L'astro nascente
Pedro Acosta non brilla davanti al pubblico di casa a Jerez. Fuori dalla zona punti nella Sprint, decimo posto in gara e una sensazione insolita per il pilota KTM: la rassegnazione. Un weekend iniziato in salita già dal venerdì e complicatosi ulteriormente dopo un contatto con Raul Fernandez allo spegnimento dei semafori.
Battuta d'arresto a Jerez
All'inizio della gara lunga, Pedro Acosta si è toccato con Raul Fernandez, facendo volare via parte della carenatura anteriore della KTM RC16. L'incidente l'ha penalizzato per il resto della gara, ma è comunque riuscito a tagliare il traguardo in decima posizione. Un risultato che lascia tanto amaro in bocca. "Sono contento che sia finita", ha detto il pilota murciano al termine del GP di Jerez. "Siamo stati al traino per quasi tutto il fine settimana, tranne che nei momenti di pioggia".
Acosta ha sofferto, stretto i denti, adattandosi a condizioni interne ed esterne difficili, riuscendo a portare a casa il salvabile. Una tappa giocata tutta in difesa, dove ha visto il ritorno al vertice delle Ducati. Di contro, un calo delle moto austriache e delle sue prestazioni. "Le Ducati sono tornate dove erano prima, le Aprilia sono ancora dove sono... e noi abbiamo sofferto di più", ha ammesso lo Squalo di Mazarron. "La moto non è così male da giustificare tutte queste difficoltà, quindi dovrò trovare qualcosa nel mio modo di guidare".
Un occhio a Marc...
Pedro Acosta guarda con una certa attenzione a ciò che accade in Ducati, visto che dalla prossima stagione MotoGP indosserà i colori rosso factory. Farà coppia con Marc Marquez, anche lui alle prese con una domenica alquanto ostica. "Quando sei abituato a guidare la moto in un certo modo e devi guidare in modo diverso, quando spingi al massimo, è molto più difficile". E poi ha pronunciato una frase che lascia riflettere: "Dopo l'incidente in Indonesia dello scorso anno, deve avere qualcosa che non va. Non è normale vedere Marc così".
Marco Bezzecchi resta leader del campionato, forte di un secondo posto nella gara lunga, confermando quanto visto dall'inizio del Mondiale. "
Forse prima abbiamo approfittato dei suoi errori negli sprint, ma la domenica non sbaglia. Ed è questo che lo sta consacrando come contendente al titolo mondiale", ha concluso Acosta. "
Se vogliamo ottenere qualcosa, dovremo alzare il livello del nostro gioco".

CONSEGNA:
Nel testo di riferimento sul weekend di Pedro Acosta a Jerez, con quale pilota si è toccato Acosta all'inizio della gara lunga?

Elementi tratti da una fonte di dati:
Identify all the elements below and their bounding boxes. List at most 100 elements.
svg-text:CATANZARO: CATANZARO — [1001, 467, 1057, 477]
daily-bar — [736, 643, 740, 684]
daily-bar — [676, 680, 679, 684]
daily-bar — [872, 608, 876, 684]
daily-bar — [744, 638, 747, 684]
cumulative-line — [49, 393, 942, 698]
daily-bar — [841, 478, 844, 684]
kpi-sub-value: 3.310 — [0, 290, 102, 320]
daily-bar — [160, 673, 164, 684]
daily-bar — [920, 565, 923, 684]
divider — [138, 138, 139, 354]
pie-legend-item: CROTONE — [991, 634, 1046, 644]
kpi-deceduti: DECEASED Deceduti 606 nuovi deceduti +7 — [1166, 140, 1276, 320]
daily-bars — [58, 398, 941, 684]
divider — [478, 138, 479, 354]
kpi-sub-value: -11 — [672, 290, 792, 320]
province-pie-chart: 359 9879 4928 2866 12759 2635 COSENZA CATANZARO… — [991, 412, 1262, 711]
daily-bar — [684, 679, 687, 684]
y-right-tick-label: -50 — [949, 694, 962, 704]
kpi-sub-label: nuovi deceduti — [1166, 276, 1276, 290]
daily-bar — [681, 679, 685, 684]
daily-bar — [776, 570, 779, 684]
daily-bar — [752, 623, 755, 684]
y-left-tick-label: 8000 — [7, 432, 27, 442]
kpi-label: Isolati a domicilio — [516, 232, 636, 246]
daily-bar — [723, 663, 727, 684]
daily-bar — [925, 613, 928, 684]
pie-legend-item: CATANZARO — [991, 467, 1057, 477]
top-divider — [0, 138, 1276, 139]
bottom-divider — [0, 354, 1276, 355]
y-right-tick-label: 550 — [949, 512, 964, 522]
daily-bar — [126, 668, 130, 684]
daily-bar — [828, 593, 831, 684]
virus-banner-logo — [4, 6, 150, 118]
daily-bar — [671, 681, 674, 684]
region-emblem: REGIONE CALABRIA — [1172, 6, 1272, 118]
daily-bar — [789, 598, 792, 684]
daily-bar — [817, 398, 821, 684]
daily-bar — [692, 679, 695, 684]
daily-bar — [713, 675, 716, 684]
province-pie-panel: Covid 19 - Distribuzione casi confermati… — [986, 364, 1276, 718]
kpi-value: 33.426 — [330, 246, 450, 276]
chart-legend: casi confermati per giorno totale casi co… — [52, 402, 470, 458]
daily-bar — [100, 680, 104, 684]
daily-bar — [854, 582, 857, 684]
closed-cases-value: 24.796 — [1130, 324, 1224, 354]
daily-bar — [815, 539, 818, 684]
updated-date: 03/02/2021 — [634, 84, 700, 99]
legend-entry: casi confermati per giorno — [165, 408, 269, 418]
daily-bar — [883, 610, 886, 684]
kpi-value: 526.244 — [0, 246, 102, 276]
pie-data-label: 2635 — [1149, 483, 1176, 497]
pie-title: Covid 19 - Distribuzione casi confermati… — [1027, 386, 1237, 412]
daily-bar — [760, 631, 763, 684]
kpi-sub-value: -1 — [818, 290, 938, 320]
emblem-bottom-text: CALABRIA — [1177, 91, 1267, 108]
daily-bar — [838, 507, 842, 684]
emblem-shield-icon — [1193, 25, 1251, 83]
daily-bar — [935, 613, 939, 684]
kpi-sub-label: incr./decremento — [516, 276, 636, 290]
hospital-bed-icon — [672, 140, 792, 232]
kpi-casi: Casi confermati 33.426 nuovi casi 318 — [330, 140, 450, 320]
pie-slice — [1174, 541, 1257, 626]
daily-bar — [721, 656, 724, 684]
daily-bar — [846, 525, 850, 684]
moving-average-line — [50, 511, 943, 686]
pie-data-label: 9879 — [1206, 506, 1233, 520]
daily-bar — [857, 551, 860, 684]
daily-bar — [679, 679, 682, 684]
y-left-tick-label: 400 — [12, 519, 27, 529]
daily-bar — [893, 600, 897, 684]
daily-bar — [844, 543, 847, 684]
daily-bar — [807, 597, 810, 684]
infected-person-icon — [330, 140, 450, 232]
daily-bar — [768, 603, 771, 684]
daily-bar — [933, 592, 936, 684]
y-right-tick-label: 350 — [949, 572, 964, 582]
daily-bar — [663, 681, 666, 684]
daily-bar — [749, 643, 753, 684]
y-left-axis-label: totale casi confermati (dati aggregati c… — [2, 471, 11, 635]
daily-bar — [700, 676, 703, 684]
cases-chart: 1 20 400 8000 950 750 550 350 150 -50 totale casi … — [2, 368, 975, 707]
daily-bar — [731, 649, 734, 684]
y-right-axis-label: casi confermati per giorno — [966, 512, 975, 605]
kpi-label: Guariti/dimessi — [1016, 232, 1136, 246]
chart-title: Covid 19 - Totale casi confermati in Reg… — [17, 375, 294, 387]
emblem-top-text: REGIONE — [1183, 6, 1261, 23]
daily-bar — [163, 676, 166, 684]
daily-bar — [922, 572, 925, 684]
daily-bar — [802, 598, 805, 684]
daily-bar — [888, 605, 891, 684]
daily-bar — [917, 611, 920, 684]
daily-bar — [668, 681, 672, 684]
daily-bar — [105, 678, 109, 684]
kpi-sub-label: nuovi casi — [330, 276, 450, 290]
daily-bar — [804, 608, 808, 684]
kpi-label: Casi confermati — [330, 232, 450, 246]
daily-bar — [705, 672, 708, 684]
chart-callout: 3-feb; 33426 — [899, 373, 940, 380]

RISULTATO RICHIESTO:
Raul Fernandez.